* What is needed: Pull out every line of the listing below where "تضمین" appears.

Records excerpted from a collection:
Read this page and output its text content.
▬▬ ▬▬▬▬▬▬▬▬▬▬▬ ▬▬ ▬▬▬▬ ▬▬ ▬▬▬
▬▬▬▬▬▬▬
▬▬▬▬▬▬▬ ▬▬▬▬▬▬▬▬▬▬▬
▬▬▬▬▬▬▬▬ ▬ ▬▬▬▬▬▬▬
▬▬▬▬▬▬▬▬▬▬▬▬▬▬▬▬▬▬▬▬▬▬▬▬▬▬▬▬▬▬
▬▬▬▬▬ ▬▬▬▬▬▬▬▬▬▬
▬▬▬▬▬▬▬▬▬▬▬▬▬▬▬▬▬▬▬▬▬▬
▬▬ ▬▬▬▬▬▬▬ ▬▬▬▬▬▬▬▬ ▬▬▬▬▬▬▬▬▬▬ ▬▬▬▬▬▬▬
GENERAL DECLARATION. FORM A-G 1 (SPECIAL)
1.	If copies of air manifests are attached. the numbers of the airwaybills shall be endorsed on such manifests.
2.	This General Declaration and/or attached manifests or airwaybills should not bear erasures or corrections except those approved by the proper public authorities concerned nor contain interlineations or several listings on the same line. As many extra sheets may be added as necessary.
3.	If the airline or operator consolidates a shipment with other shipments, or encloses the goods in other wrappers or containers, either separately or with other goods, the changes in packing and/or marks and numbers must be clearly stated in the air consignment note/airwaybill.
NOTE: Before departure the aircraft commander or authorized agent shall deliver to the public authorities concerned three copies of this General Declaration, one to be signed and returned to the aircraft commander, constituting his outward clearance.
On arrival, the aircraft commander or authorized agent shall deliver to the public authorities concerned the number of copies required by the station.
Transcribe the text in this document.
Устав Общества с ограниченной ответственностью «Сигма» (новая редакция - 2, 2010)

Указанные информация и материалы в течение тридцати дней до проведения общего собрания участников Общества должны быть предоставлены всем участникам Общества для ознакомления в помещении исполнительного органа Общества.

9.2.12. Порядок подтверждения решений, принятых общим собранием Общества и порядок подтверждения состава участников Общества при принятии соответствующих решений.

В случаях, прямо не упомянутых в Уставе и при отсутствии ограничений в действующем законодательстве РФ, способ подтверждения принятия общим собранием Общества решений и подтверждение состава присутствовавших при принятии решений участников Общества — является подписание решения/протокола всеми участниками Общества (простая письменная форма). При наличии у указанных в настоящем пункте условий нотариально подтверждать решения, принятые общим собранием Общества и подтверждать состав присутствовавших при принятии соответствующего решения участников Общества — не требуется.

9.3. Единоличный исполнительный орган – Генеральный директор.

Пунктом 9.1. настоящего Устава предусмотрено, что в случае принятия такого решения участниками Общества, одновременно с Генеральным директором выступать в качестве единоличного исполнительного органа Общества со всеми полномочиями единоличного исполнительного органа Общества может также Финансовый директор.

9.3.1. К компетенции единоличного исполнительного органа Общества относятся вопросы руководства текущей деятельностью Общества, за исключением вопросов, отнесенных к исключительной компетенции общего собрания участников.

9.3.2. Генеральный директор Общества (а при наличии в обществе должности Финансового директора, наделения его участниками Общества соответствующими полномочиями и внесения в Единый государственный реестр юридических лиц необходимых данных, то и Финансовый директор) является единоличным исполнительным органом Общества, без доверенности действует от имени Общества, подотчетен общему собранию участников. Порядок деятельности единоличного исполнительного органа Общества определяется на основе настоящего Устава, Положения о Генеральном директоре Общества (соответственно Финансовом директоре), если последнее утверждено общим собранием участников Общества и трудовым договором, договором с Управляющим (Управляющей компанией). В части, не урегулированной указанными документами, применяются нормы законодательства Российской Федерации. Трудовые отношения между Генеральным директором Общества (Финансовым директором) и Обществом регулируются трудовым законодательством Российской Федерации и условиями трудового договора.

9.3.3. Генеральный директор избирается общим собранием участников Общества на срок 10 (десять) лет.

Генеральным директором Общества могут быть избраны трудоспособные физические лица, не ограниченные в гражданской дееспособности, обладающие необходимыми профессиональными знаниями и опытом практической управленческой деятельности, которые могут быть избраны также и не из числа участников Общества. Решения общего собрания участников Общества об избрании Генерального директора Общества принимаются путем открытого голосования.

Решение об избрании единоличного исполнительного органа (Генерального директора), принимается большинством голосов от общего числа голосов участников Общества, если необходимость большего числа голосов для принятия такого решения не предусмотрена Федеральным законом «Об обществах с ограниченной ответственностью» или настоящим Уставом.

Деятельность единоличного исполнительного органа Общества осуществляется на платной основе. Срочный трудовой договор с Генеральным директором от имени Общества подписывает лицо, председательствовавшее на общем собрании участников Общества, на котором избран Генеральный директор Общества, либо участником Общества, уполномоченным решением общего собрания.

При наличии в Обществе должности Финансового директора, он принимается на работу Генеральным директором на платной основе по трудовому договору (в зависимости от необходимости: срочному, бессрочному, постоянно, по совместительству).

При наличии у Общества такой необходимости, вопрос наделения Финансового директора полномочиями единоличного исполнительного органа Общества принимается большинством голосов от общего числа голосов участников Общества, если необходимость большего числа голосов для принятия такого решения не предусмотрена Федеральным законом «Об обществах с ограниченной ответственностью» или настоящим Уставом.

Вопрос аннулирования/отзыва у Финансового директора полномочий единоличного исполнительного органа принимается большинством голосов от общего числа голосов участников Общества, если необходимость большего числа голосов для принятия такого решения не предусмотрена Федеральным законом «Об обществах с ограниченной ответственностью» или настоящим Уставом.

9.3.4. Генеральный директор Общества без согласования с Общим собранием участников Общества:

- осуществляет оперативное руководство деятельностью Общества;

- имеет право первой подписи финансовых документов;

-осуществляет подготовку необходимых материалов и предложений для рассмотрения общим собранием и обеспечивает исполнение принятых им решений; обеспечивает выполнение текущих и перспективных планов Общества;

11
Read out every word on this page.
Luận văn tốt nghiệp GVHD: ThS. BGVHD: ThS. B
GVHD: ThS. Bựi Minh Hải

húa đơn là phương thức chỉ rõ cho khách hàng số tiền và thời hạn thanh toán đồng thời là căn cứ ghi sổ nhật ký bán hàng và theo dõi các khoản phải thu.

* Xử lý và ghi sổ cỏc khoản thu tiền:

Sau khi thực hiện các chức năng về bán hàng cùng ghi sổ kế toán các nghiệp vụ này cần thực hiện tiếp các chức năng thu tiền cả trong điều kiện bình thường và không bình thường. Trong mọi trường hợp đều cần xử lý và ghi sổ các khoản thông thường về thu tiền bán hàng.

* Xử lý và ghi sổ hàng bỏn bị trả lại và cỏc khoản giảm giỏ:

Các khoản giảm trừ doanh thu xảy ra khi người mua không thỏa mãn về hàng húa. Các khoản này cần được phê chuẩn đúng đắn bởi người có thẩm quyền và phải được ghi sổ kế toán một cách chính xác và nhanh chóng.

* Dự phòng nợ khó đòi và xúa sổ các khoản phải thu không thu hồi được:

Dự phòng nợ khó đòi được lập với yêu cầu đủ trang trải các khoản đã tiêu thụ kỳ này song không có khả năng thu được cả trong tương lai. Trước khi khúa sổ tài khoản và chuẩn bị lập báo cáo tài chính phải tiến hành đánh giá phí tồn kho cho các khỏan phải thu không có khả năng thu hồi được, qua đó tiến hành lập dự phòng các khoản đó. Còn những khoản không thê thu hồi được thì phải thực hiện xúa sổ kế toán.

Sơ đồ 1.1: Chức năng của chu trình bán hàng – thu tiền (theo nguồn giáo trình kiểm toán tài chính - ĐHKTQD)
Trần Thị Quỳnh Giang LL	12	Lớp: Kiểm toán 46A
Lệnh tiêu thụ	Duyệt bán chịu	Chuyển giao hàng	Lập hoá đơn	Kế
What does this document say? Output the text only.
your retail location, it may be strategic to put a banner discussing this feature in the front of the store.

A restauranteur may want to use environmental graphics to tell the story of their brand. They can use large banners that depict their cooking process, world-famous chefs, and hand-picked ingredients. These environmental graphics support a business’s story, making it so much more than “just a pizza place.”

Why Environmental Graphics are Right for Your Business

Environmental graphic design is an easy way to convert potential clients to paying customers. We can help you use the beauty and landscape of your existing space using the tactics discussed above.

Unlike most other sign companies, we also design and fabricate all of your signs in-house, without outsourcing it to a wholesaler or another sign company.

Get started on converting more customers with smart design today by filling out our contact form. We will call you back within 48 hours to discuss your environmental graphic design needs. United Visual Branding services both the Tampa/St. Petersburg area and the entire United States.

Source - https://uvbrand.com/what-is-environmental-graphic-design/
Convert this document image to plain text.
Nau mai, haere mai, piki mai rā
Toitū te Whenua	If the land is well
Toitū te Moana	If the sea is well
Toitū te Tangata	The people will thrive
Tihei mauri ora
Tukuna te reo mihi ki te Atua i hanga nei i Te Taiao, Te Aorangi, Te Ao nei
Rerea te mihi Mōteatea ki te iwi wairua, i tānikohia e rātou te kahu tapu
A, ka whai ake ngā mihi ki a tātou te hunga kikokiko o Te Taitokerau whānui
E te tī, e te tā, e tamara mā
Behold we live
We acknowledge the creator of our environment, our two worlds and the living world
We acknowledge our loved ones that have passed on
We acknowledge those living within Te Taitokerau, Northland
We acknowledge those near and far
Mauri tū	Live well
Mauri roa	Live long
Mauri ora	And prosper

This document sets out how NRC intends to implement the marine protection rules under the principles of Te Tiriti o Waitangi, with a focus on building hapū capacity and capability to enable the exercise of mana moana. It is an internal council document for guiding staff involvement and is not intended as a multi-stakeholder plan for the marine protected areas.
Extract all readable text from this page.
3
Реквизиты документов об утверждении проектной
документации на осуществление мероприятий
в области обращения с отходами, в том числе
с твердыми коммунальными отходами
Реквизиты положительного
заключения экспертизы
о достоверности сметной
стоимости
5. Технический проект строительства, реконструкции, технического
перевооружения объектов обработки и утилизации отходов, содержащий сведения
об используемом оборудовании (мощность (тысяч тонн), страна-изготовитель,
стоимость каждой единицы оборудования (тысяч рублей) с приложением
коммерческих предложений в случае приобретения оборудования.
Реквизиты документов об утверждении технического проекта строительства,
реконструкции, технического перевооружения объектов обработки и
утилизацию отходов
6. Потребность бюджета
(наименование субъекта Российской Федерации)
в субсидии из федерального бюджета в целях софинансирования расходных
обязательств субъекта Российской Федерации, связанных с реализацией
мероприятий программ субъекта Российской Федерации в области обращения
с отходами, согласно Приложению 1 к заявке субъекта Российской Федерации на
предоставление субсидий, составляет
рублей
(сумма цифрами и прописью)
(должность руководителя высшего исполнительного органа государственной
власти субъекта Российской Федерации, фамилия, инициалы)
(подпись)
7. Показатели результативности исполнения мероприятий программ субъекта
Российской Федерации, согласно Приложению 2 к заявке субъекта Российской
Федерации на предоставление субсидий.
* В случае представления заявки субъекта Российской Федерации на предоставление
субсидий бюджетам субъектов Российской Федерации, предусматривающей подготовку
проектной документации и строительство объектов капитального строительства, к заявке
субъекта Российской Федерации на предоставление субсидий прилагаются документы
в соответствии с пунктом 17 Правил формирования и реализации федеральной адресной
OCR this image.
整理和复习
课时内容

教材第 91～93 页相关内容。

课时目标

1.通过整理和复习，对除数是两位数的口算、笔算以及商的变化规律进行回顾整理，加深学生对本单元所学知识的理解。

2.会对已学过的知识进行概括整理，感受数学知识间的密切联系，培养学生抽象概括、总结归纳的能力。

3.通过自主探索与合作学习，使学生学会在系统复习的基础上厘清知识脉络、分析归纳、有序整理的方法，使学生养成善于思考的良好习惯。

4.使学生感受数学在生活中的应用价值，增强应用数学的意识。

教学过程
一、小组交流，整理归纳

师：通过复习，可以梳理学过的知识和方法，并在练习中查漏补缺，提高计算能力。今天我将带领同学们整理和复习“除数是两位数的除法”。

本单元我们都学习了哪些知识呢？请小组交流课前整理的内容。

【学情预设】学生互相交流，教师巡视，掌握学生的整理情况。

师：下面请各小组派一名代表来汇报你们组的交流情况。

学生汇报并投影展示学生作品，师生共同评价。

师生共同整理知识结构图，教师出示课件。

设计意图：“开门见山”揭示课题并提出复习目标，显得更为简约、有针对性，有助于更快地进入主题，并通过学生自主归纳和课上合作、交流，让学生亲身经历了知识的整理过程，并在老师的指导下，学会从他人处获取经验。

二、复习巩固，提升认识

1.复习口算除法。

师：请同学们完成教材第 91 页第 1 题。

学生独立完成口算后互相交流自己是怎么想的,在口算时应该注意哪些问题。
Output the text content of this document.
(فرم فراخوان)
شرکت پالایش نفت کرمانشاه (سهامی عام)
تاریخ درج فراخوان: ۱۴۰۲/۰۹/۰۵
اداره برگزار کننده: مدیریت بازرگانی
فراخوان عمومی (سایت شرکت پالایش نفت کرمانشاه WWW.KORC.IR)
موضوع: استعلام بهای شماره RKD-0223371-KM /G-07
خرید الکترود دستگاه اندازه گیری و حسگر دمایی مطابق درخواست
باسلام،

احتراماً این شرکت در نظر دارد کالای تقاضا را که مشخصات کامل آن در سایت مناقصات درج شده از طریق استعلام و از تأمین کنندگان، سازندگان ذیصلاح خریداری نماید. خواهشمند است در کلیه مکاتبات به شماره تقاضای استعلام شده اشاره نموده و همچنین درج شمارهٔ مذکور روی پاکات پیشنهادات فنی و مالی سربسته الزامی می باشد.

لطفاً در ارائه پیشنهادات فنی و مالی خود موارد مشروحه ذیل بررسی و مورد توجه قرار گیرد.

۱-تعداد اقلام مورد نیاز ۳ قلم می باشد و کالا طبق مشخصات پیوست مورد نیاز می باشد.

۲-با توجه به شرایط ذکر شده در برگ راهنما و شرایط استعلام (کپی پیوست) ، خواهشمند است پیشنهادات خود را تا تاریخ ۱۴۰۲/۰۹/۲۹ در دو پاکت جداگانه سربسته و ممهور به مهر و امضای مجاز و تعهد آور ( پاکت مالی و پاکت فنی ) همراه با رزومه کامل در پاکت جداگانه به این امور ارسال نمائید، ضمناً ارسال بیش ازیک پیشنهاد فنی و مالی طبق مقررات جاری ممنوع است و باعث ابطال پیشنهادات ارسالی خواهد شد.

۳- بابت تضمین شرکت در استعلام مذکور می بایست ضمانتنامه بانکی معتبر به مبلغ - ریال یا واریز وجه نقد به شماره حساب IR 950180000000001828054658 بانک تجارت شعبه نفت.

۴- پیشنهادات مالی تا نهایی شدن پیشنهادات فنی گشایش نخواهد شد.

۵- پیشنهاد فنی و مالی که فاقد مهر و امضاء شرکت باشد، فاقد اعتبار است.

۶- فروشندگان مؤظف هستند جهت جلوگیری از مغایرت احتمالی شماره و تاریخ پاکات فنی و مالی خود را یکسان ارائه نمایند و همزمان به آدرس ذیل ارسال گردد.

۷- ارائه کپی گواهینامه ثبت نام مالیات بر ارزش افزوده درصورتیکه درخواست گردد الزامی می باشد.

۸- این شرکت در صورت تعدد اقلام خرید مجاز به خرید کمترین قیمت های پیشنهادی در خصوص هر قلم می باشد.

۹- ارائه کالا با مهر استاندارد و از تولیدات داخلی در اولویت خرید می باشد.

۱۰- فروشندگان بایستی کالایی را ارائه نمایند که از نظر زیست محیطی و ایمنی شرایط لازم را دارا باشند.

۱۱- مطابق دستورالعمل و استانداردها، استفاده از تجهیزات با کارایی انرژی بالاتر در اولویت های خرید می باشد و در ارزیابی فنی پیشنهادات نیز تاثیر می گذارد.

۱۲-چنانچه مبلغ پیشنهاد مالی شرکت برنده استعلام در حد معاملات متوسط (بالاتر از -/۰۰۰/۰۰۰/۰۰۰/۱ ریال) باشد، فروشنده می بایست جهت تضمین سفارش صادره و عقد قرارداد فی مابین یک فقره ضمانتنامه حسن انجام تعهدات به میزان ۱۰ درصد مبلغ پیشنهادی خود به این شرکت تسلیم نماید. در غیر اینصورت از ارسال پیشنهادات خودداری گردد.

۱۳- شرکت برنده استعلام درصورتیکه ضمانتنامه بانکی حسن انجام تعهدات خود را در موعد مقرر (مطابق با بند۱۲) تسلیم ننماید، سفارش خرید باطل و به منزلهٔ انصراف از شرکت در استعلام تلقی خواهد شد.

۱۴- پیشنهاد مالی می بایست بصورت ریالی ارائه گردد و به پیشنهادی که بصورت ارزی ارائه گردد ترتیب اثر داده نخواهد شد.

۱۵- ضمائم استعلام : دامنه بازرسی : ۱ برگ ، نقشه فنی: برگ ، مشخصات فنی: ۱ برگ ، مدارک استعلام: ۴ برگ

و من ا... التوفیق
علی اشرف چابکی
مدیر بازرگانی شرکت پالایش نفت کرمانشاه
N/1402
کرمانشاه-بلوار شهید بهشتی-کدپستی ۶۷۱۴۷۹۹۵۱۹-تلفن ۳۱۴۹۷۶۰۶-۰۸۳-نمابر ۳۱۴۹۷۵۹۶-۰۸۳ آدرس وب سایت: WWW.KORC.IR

* Answer for this exercise:
۳- بابت تضمین شرکت در استعلام مذکور می بایست ضمانتنامه بانکی معتبر به مبلغ - ریال یا واریز وجه نقد به شماره حساب IR 950180000000001828054658 بانک تجارت شعبه نفت.
۱۲-چنانچه مبلغ پیشنهاد مالی شرکت برنده استعلام در حد معاملات متوسط (بالاتر از -/۰۰۰/۰۰۰/۰۰۰/۱ ریال) باشد، فروشنده می بایست جهت تضمین سفارش صادره و عقد قرارداد فی مابین یک فقره ضمانتنامه حسن انجام تعهدات به میزان ۱۰ درصد مبلغ پیشنهادی خود به این شرکت تسلیم نماید. در غیر اینصورت از ارسال پیشنهادات خودداری گردد.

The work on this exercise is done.